Required work.
Filter the entries below, keeping only lines with the word "Adventure".

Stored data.
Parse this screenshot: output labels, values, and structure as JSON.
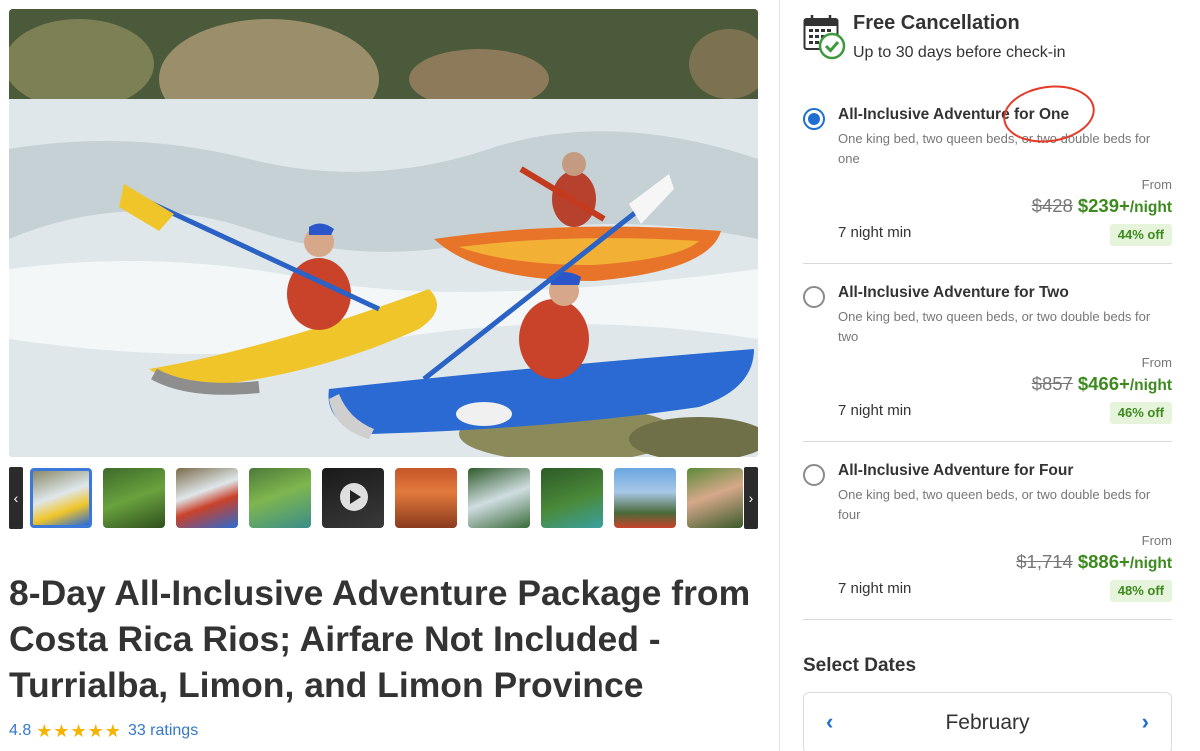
{
  "gallery": {
    "prev_arrow": "‹",
    "next_arrow": "›",
    "thumbnails": [
      "kayak-rapids",
      "zipline-forest",
      "rafting-group",
      "forest-pool",
      "video",
      "lodge-deck",
      "waterfall-swim",
      "jungle-river",
      "volcano-view",
      "hiker-helmet"
    ]
  },
  "listing": {
    "title": "8-Day All-Inclusive Adventure Package from Costa Rica Rios; Airfare Not Included - Turrialba, Limon, and Limon Province",
    "rating": "4.8",
    "stars": "★★★★★",
    "ratings_count": "33 ratings"
  },
  "cancellation": {
    "title": "Free Cancellation",
    "subtitle": "Up to 30 days before check-in"
  },
  "options": [
    {
      "name": "All-Inclusive Adventure for One",
      "description": "One king bed, two queen beds, or two double beds for one",
      "from_label": "From",
      "old_price": "$428",
      "new_price": "$239+",
      "per": "/night",
      "min_nights": "7 night min",
      "discount": "44% off",
      "selected": true
    },
    {
      "name": "All-Inclusive Adventure for Two",
      "description": "One king bed, two queen beds, or two double beds for two",
      "from_label": "From",
      "old_price": "$857",
      "new_price": "$466+",
      "per": "/night",
      "min_nights": "7 night min",
      "discount": "46% off",
      "selected": false
    },
    {
      "name": "All-Inclusive Adventure for Four",
      "description": "One king bed, two queen beds, or two double beds for four",
      "from_label": "From",
      "old_price": "$1,714",
      "new_price": "$886+",
      "per": "/night",
      "min_nights": "7 night min",
      "discount": "48% off",
      "selected": false
    }
  ],
  "dates": {
    "heading": "Select Dates",
    "month": "February",
    "prev": "‹",
    "next": "›"
  },
  "colors": {
    "accent_blue": "#1f6fd1",
    "link_blue": "#3478c6",
    "price_green": "#3d8a1e",
    "discount_bg": "#e6f4dc",
    "star_gold": "#f4b400",
    "annotation_red": "#e53a26"
  }
}
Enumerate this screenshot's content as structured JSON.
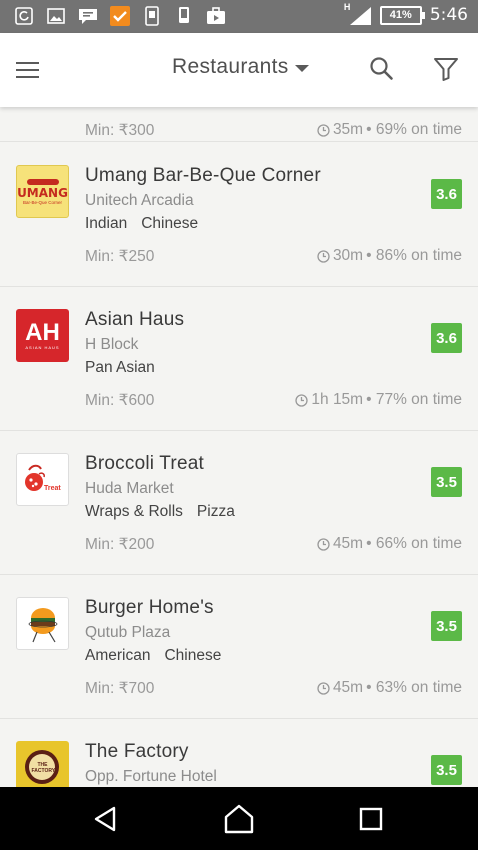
{
  "status_bar": {
    "time": "5:46",
    "battery": "41%",
    "network": "H",
    "icons": [
      "sync-icon",
      "image-icon",
      "message-icon",
      "task-app-icon",
      "phone-icon",
      "phone-android-icon",
      "briefcase-icon"
    ]
  },
  "app_bar": {
    "title": "Restaurants",
    "icons": [
      "menu-icon",
      "dropdown-caret-icon",
      "search-icon",
      "filter-icon"
    ]
  },
  "partial_item": {
    "min_order": "Min: ₹300",
    "eta": "35m",
    "on_time": " • 69% on time"
  },
  "restaurants": [
    {
      "name": "Umang Bar-Be-Que Corner",
      "locality": "Unitech Arcadia",
      "cuisines": [
        "Indian",
        "Chinese"
      ],
      "min_order": "Min: ₹250",
      "eta": "30m",
      "on_time": " • 86% on time",
      "rating": "3.6",
      "logo": {
        "icon": "umang-logo",
        "bg": "#f6e27a",
        "text": "UMANG",
        "sub": "Bar-Be-Que Corner"
      }
    },
    {
      "name": "Asian Haus",
      "locality": "H Block",
      "cuisines": [
        "Pan Asian"
      ],
      "min_order": "Min: ₹600",
      "eta": "1h 15m",
      "on_time": " • 77% on time",
      "rating": "3.6",
      "logo": {
        "icon": "asian-haus-logo",
        "bg": "#d6262b",
        "text": "AH",
        "sub": "ASIAN HAUS"
      }
    },
    {
      "name": "Broccoli Treat",
      "locality": "Huda Market",
      "cuisines": [
        "Wraps & Rolls",
        "Pizza"
      ],
      "min_order": "Min: ₹200",
      "eta": "45m",
      "on_time": " • 66% on time",
      "rating": "3.5",
      "logo": {
        "icon": "broccoli-treat-logo",
        "bg": "#ffffff",
        "text": "Treat"
      }
    },
    {
      "name": "Burger Home's",
      "locality": "Qutub Plaza",
      "cuisines": [
        "American",
        "Chinese"
      ],
      "min_order": "Min: ₹700",
      "eta": "45m",
      "on_time": " • 63% on time",
      "rating": "3.5",
      "logo": {
        "icon": "burger-home-logo",
        "bg": "#ffffff"
      }
    },
    {
      "name": "The Factory",
      "locality": "Opp. Fortune Hotel",
      "rating": "3.5",
      "logo": {
        "icon": "the-factory-logo",
        "bg": "#e8c52c",
        "text": "THE FACTORY"
      }
    }
  ],
  "nav_bar": {
    "icons": [
      "back-icon",
      "home-icon",
      "recents-icon"
    ]
  },
  "colors": {
    "rating_badge": "#5bb947",
    "status_bar": "#737373",
    "nav_bar": "#000000"
  }
}
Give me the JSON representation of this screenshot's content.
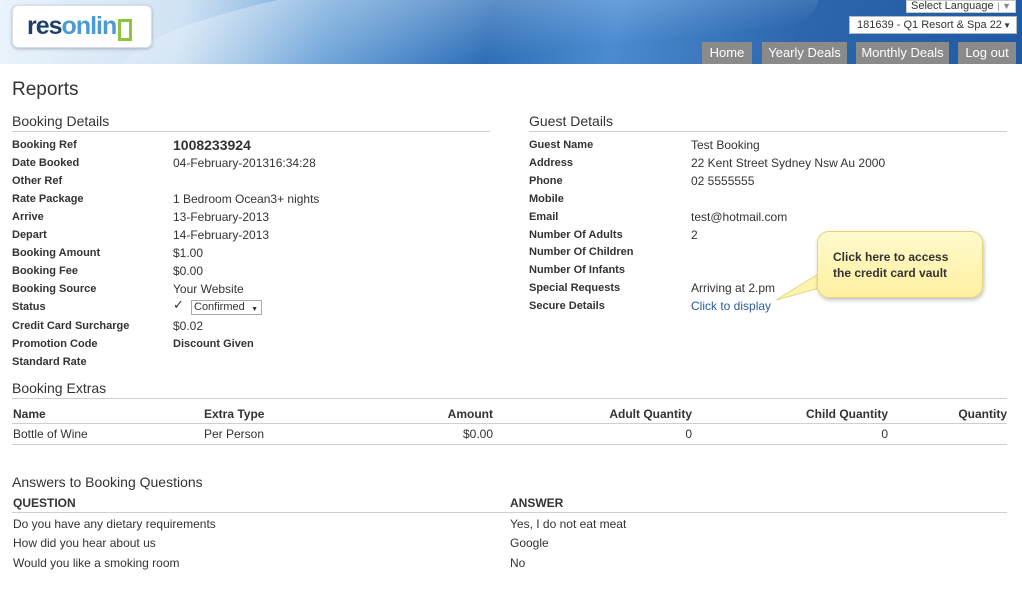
{
  "header": {
    "logo_part1": "res",
    "logo_part2": "onlin",
    "language_label": "Select Language",
    "property_selected": "181639 - Q1 Resort & Spa 22",
    "nav": [
      "Home",
      "Yearly Deals",
      "Monthly Deals",
      "Log out"
    ]
  },
  "page_title": "Reports",
  "booking_details": {
    "title": "Booking Details",
    "booking_ref_label": "Booking Ref",
    "booking_ref": "1008233924",
    "date_booked_label": "Date Booked",
    "date_booked": "04-February-201316:34:28",
    "other_ref_label": "Other Ref",
    "rate_package_label": "Rate Package",
    "rate_package": "1 Bedroom Ocean3+ nights",
    "arrive_label": "Arrive",
    "arrive": "13-February-2013",
    "depart_label": "Depart",
    "depart": "14-February-2013",
    "booking_amount_label": "Booking Amount",
    "booking_amount": "$1.00",
    "booking_fee_label": "Booking Fee",
    "booking_fee": "$0.00",
    "booking_source_label": "Booking Source",
    "booking_source": "Your Website",
    "status_label": "Status",
    "status": "Confirmed",
    "cc_surcharge_label": "Credit Card Surcharge",
    "cc_surcharge": "$0.02",
    "promotion_code_label": "Promotion Code",
    "promotion_code": "Discount Given",
    "standard_rate_label": "Standard Rate"
  },
  "guest_details": {
    "title": "Guest Details",
    "guest_name_label": "Guest Name",
    "guest_name": "Test Booking",
    "address_label": "Address",
    "address": "22 Kent Street Sydney Nsw Au 2000",
    "phone_label": "Phone",
    "phone": "02 5555555",
    "mobile_label": "Mobile",
    "email_label": "Email",
    "email": "test@hotmail.com",
    "adults_label": "Number Of Adults",
    "adults": "2",
    "children_label": "Number Of Children",
    "infants_label": "Number Of Infants",
    "special_requests_label": "Special Requests",
    "special_requests": "Arriving at 2.pm",
    "secure_details_label": "Secure Details",
    "secure_details_link": "Click to display"
  },
  "callout": {
    "line1": "Click here to access",
    "line2": "the credit card vault"
  },
  "extras": {
    "title": "Booking Extras",
    "headers": [
      "Name",
      "Extra Type",
      "Amount",
      "Adult Quantity",
      "Child Quantity",
      "Quantity"
    ],
    "rows": [
      [
        "Bottle of Wine",
        "Per Person",
        "$0.00",
        "0",
        "0",
        ""
      ]
    ]
  },
  "questions": {
    "title": "Answers to Booking Questions",
    "q_header": "QUESTION",
    "a_header": "ANSWER",
    "rows": [
      [
        "Do you have any dietary requirements",
        "Yes, I do not eat meat"
      ],
      [
        "How did you hear about us",
        "Google"
      ],
      [
        "Would you like a smoking room",
        "No"
      ]
    ]
  }
}
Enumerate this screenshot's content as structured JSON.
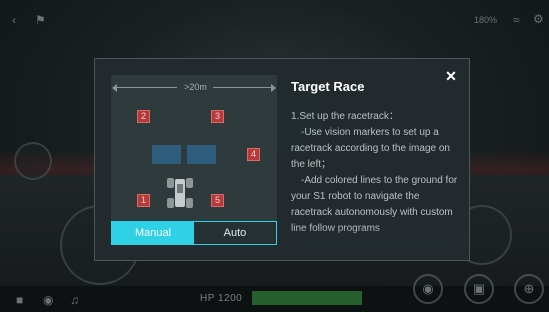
{
  "modal": {
    "title": "Target Race",
    "close_label": "✕",
    "illustration": {
      "distance_label": ">20m",
      "markers": [
        "2",
        "3",
        "4",
        "1",
        "5"
      ]
    },
    "tabs": [
      {
        "label": "Manual",
        "active": true
      },
      {
        "label": "Auto",
        "active": false
      }
    ],
    "body": {
      "step1": "1.Set up the racetrack：",
      "line1": "-Use vision markers to set up a racetrack according to the image on the left；",
      "line2": "-Add colored lines to the ground for your S1 robot to navigate the racetrack autonomously with custom line follow programs"
    }
  },
  "hud": {
    "battery": "180%",
    "hp_label": "HP 1200",
    "hp_fraction": 1.0,
    "accent_color": "#2fd1e6",
    "marker_color": "#b73a3a"
  }
}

Response to this task.
    "title": "8-Day All-Inclusive Adventure Package from Costa Rica Rios; Airfare Not Included - Turrialba, Limon, and Limon Province",
      "name": "All-Inclusive Adventure for One",
      "name": "All-Inclusive Adventure for Two",
      "name": "All-Inclusive Adventure for Four",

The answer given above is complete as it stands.